**Data to process**
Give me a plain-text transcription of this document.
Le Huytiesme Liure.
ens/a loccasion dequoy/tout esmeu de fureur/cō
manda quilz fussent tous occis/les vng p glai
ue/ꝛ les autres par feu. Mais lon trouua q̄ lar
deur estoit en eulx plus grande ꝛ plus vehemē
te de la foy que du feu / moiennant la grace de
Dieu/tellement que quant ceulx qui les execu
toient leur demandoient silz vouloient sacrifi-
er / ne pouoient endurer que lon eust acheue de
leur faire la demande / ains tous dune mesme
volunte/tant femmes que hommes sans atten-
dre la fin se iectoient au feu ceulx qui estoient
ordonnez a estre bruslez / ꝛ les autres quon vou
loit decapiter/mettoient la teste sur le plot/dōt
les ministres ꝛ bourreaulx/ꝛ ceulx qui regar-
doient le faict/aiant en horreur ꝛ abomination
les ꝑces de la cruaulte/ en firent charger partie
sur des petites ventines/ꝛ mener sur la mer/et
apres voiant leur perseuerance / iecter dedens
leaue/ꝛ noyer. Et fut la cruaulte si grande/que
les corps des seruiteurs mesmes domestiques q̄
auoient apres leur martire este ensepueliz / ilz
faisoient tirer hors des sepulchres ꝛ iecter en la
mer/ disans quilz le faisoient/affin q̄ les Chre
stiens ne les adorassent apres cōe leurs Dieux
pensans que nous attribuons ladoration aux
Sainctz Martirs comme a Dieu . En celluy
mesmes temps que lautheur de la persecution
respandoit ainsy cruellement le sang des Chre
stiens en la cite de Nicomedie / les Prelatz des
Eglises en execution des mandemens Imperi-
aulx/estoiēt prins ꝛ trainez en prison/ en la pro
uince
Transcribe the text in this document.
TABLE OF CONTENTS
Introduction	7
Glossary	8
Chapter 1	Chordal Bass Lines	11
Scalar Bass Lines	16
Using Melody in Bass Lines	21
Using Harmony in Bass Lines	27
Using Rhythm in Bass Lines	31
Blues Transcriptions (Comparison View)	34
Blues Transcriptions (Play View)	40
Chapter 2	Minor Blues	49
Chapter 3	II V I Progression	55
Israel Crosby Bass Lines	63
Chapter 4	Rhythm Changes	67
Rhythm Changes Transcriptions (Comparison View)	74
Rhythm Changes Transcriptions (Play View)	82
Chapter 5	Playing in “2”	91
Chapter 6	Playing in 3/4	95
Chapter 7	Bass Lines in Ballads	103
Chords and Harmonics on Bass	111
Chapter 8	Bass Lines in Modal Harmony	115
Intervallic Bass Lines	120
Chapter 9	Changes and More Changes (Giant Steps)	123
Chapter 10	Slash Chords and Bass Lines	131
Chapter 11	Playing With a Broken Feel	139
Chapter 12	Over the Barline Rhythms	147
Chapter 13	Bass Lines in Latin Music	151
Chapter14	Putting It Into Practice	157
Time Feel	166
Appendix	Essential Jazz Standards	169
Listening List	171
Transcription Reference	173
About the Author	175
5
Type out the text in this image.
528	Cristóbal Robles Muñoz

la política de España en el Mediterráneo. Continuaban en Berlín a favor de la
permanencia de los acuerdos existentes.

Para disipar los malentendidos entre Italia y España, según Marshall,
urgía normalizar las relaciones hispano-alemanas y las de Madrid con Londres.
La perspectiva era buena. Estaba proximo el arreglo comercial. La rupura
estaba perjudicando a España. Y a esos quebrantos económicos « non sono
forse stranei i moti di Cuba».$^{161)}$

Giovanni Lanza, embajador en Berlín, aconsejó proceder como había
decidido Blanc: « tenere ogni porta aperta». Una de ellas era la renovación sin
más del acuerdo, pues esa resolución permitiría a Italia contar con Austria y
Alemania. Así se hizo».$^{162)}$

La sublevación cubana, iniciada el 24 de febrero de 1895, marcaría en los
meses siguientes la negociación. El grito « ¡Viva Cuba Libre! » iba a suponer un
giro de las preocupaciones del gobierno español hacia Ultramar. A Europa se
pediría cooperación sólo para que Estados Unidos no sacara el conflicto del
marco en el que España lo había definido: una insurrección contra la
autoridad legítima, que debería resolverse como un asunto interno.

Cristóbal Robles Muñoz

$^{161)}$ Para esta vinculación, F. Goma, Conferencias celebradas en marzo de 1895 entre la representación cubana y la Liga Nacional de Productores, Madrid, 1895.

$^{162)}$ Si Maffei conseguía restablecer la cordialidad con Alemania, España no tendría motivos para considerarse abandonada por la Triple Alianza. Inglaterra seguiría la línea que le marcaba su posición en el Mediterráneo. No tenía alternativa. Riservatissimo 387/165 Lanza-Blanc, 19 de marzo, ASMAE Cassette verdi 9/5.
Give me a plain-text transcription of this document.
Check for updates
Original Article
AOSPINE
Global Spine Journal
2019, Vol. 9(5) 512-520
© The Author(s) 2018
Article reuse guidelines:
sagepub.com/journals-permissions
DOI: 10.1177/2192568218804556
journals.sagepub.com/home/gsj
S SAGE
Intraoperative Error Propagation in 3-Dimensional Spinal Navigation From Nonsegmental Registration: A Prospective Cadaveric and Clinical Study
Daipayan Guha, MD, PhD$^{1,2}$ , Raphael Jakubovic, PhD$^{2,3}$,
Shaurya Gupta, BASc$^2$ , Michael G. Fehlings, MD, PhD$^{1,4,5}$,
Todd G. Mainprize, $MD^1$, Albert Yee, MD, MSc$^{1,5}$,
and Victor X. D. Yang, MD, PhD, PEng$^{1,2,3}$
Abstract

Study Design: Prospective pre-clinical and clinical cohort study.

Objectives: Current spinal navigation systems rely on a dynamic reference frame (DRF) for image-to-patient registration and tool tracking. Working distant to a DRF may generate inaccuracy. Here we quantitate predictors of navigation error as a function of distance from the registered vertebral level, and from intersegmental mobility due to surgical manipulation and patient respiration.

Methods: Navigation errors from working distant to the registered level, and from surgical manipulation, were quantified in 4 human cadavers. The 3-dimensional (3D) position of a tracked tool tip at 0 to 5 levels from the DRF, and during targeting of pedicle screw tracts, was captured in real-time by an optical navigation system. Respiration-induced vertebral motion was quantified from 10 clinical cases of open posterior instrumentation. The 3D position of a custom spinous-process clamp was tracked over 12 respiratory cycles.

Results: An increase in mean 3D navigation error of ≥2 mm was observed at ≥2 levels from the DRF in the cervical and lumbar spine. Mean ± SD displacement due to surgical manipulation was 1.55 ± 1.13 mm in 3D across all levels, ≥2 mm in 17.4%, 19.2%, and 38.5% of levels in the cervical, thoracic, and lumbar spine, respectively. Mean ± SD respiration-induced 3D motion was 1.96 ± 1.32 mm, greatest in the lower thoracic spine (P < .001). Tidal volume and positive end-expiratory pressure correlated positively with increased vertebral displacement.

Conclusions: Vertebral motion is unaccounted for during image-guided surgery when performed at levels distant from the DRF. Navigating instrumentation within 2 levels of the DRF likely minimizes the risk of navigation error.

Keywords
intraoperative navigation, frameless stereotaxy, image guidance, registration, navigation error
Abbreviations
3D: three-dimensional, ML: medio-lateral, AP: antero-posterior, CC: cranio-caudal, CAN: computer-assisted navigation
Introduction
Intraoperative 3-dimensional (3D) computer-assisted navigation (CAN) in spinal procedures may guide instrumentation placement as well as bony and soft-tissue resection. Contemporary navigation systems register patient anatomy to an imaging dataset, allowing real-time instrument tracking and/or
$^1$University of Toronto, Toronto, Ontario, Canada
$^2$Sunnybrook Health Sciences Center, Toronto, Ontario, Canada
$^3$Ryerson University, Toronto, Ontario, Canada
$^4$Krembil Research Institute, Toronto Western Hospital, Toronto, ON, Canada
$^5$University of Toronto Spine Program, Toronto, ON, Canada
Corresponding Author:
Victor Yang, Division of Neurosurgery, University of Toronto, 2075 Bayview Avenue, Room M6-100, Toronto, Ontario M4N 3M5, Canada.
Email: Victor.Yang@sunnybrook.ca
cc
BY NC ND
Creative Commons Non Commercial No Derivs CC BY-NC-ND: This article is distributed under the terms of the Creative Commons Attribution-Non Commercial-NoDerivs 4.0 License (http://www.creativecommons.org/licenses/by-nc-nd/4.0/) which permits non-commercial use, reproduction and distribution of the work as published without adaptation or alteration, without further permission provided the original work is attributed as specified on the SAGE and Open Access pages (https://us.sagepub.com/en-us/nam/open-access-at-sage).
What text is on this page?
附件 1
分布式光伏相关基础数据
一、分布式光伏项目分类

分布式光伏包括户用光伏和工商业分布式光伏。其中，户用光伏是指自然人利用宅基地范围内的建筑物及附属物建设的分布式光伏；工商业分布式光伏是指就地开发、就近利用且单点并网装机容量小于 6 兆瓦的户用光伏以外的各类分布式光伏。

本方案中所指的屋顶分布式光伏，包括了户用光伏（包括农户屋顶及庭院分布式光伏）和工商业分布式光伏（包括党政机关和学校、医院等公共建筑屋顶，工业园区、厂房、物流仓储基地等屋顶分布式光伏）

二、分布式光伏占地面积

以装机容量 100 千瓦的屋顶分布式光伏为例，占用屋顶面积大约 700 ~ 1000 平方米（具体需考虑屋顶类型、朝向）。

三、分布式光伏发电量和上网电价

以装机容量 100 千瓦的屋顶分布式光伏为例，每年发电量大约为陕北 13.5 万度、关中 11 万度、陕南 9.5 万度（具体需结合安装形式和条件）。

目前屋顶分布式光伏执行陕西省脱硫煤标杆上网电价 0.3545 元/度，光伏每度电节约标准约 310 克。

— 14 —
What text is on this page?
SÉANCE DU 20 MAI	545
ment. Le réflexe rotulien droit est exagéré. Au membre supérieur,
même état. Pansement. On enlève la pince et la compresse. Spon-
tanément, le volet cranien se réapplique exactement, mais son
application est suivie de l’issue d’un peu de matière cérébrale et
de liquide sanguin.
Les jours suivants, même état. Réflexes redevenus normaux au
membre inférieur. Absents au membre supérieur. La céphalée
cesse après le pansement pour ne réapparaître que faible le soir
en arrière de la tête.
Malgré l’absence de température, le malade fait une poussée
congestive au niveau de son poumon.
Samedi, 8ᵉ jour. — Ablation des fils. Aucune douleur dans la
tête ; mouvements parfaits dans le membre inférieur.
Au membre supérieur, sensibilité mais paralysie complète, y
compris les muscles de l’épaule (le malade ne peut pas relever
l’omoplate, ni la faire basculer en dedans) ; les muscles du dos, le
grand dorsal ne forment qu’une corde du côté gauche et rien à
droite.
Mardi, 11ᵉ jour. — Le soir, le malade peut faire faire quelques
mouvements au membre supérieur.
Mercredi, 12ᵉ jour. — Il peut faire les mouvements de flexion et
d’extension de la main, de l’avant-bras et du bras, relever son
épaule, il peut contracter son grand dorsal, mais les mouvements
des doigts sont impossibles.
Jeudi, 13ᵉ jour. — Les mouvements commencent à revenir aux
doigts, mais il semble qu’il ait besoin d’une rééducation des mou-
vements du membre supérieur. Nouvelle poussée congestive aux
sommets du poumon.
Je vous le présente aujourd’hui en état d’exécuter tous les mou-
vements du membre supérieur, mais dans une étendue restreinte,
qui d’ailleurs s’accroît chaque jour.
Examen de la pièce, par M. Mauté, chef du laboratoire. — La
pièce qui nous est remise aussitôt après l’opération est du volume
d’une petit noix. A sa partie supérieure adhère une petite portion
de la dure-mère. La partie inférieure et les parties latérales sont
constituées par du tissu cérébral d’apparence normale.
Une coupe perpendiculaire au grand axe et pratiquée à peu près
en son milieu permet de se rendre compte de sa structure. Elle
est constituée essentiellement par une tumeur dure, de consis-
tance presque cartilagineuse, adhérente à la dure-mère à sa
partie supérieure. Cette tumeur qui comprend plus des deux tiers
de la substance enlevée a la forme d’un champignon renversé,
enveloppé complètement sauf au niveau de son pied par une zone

**Request**
From the listing above, copy every line that holds the string "Playing".

**Task output**
Chapter 5	Playing in “2”	91
Chapter 6	Playing in 3/4	95
Chapter 11	Playing With a Broken Feel	139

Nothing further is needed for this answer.